──────── Data extract ────────

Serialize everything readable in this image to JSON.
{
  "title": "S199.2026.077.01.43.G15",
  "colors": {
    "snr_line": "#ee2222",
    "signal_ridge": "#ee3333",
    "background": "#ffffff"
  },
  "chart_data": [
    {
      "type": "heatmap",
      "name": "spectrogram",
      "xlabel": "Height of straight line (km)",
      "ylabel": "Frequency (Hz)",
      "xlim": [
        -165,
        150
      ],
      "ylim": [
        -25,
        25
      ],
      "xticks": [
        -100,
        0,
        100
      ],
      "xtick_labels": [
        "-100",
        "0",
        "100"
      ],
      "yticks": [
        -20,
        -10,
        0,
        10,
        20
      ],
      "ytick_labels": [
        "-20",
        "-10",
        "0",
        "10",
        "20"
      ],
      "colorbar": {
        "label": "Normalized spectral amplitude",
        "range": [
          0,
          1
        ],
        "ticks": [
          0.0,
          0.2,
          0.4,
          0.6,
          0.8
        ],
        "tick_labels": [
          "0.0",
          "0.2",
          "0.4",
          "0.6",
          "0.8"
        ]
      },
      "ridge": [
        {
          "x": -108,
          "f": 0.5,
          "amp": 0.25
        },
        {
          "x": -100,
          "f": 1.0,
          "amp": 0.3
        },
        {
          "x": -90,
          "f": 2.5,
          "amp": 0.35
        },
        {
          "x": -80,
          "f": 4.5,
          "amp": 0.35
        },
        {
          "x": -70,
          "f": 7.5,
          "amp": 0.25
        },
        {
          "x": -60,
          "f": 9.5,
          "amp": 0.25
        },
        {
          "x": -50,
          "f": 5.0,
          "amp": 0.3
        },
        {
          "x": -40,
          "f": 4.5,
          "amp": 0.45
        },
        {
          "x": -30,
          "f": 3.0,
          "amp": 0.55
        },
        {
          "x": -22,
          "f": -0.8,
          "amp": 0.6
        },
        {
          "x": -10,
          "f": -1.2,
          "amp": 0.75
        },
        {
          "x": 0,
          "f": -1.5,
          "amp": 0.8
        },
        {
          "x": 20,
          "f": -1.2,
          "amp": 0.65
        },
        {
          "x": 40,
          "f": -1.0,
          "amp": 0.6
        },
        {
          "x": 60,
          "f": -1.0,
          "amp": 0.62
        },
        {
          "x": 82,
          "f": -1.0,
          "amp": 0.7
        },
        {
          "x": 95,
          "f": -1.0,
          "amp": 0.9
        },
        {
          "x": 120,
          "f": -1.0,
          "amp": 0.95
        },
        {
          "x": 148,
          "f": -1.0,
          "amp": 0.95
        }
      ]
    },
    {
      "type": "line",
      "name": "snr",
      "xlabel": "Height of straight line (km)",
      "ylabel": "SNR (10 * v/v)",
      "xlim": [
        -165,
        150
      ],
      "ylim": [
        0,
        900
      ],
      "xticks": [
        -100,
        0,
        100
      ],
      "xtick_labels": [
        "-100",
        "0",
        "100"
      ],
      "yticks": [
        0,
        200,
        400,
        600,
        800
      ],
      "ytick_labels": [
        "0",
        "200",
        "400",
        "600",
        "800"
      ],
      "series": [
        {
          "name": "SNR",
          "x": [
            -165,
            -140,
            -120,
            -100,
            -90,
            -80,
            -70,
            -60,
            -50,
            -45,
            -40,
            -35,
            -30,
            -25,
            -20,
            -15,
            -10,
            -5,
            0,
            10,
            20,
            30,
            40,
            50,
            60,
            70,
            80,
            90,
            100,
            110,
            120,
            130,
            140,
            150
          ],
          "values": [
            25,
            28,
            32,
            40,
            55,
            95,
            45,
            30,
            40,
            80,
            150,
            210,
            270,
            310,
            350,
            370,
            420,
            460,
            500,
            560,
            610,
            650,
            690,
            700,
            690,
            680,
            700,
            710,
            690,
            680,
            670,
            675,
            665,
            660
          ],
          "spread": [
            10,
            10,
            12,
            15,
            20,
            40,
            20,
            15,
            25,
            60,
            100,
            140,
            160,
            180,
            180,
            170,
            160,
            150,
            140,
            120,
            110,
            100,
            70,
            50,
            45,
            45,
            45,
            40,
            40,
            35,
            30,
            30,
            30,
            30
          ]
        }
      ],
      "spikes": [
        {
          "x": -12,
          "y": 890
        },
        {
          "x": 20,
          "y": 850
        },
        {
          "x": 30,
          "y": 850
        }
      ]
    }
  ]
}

────────

**Prompt:**
Output an exact copy of each record.

**Exercise output:**
Serialize everything readable in this image to JSON.
{
  "title": "S199.2026.077.01.43.G15",
  "colors": {
    "snr_line": "#ee2222",
    "signal_ridge": "#ee3333",
    "background": "#ffffff"
  },
  "chart_data": [
    {
      "type": "heatmap",
      "name": "spectrogram",
      "xlabel": "Height of straight line (km)",
      "ylabel": "Frequency (Hz)",
      "xlim": [
        -165,
        150
      ],
      "ylim": [
        -25,
        25
      ],
      "xticks": [
        -100,
        0,
        100
      ],
      "xtick_labels": [
        "-100",
        "0",
        "100"
      ],
      "yticks": [
        -20,
        -10,
        0,
        10,
        20
      ],
      "ytick_labels": [
        "-20",
        "-10",
        "0",
        "10",
        "20"
      ],
      "colorbar": {
        "label": "Normalized spectral amplitude",
        "range": [
          0,
          1
        ],
        "ticks": [
          0.0,
          0.2,
          0.4,
          0.6,
          0.8
        ],
        "tick_labels": [
          "0.0",
          "0.2",
          "0.4",
          "0.6",
          "0.8"
        ]
      },
      "ridge": [
        {
          "x": -108,
          "f": 0.5,
          "amp": 0.25
        },
        {
          "x": -100,
          "f": 1.0,
          "amp": 0.3
        },
        {
          "x": -90,
          "f": 2.5,
          "amp": 0.35
        },
        {
          "x": -80,
          "f": 4.5,
          "amp": 0.35
        },
        {
          "x": -70,
          "f": 7.5,
          "amp": 0.25
        },
        {
          "x": -60,
          "f": 9.5,
          "amp": 0.25
        },
        {
          "x": -50,
          "f": 5.0,
          "amp": 0.3
        },
        {
          "x": -40,
          "f": 4.5,
          "amp": 0.45
        },
        {
          "x": -30,
          "f": 3.0,
          "amp": 0.55
        },
        {
          "x": -22,
          "f": -0.8,
          "amp": 0.6
        },
        {
          "x": -10,
          "f": -1.2,
          "amp": 0.75
        },
        {
          "x": 0,
          "f": -1.5,
          "amp": 0.8
        },
        {
          "x": 20,
          "f": -1.2,
          "amp": 0.65
        },
        {
          "x": 40,
          "f": -1.0,
          "amp": 0.6
        },
        {
          "x": 60,
          "f": -1.0,
          "amp": 0.62
        },
        {
          "x": 82,
          "f": -1.0,
          "amp": 0.7
        },
        {
          "x": 95,
          "f": -1.0,
          "amp": 0.9
        },
        {
          "x": 120,
          "f": -1.0,
          "amp": 0.95
        },
        {
          "x": 148,
          "f": -1.0,
          "amp": 0.95
        }
      ]
    },
    {
      "type": "line",
      "name": "snr",
      "xlabel": "Height of straight line (km)",
      "ylabel": "SNR (10 * v/v)",
      "xlim": [
        -165,
        150
      ],
      "ylim": [
        0,
        900
      ],
      "xticks": [
        -100,
        0,
        100
      ],
      "xtick_labels": [
        "-100",
        "0",
        "100"
      ],
      "yticks": [
        0,
        200,
        400,
        600,
        800
      ],
      "ytick_labels": [
        "0",
        "200",
        "400",
        "600",
        "800"
      ],
      "series": [
        {
          "name": "SNR",
          "x": [
            -165,
            -140,
            -120,
            -100,
            -90,
            -80,
            -70,
            -60,
            -50,
            -45,
            -40,
            -35,
            -30,
            -25,
            -20,
            -15,
            -10,
            -5,
            0,
            10,
            20,
            30,
            40,
            50,
            60,
            70,
            80,
            90,
            100,
            110,
            120,
            130,
            140,
            150
          ],
          "values": [
            25,
            28,
            32,
            40,
            55,
            95,
            45,
            30,
            40,
            80,
            150,
            210,
            270,
            310,
            350,
            370,
            420,
            460,
            500,
            560,
            610,
            650,
            690,
            700,
            690,
            680,
            700,
            710,
            690,
            680,
            670,
            675,
            665,
            660
          ],
          "spread": [
            10,
            10,
            12,
            15,
            20,
            40,
            20,
            15,
            25,
            60,
            100,
            140,
            160,
            180,
            180,
            170,
            160,
            150,
            140,
            120,
            110,
            100,
            70,
            50,
            45,
            45,
            45,
            40,
            40,
            35,
            30,
            30,
            30,
            30
          ]
        }
      ],
      "spikes": [
        {
          "x": -12,
          "y": 890
        },
        {
          "x": 20,
          "y": 850
        },
        {
          "x": 30,
          "y": 850
        }
      ]
    }
  ]
}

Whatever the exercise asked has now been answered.